WHAT YOU ARE ASKED TO DO
Please transcribe the data below exactly. Leave the pictures out.

Collected data entries
####################

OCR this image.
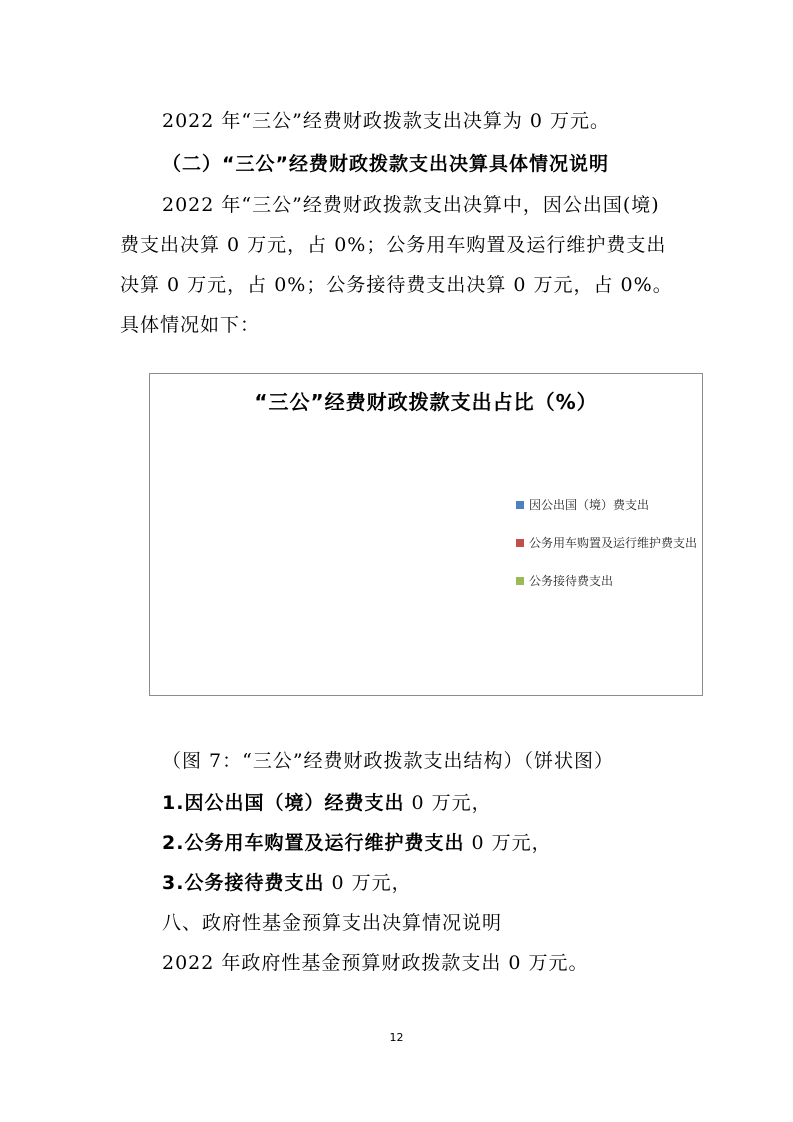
2022 年“三公”经费财政拨款支出决算为 0 万元。
（二）“三公”经费财政拨款支出决算具体情况说明
2022 年“三公”经费财政拨款支出决算中，因公出国(境)
费支出决算 0 万元，占 0%；公务用车购置及运行维护费支出
决算 0 万元，占 0%；公务接待费支出决算 0 万元，占 0%。
具体情况如下：
“三公”经费财政拨款支出占比（%）
因公出国（境）费支出
公务用车购置及运行维护费支出
公务接待费支出
（图 7：“三公”经费财政拨款支出结构）（饼状图）
1.因公出国（境）经费支出 0 万元，
2.公务用车购置及运行维护费支出 0 万元，
3.公务接待费支出 0 万元，
八、政府性基金预算支出决算情况说明
2022 年政府性基金预算财政拨款支出 0 万元。
12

####################

FULL OUTPUT
OCR this image.
2022 年“三公”经费财政拨款支出决算为 0 万元。
（二）“三公”经费财政拨款支出决算具体情况说明
2022 年“三公”经费财政拨款支出决算中，因公出国(境)
费支出决算 0 万元，占 0%；公务用车购置及运行维护费支出
决算 0 万元，占 0%；公务接待费支出决算 0 万元，占 0%。
具体情况如下：
“三公”经费财政拨款支出占比（%）
因公出国（境）费支出
公务用车购置及运行维护费支出
公务接待费支出
（图 7：“三公”经费财政拨款支出结构）（饼状图）
1.因公出国（境）经费支出 0 万元，
2.公务用车购置及运行维护费支出 0 万元，
3.公务接待费支出 0 万元，
八、政府性基金预算支出决算情况说明
2022 年政府性基金预算财政拨款支出 0 万元。
12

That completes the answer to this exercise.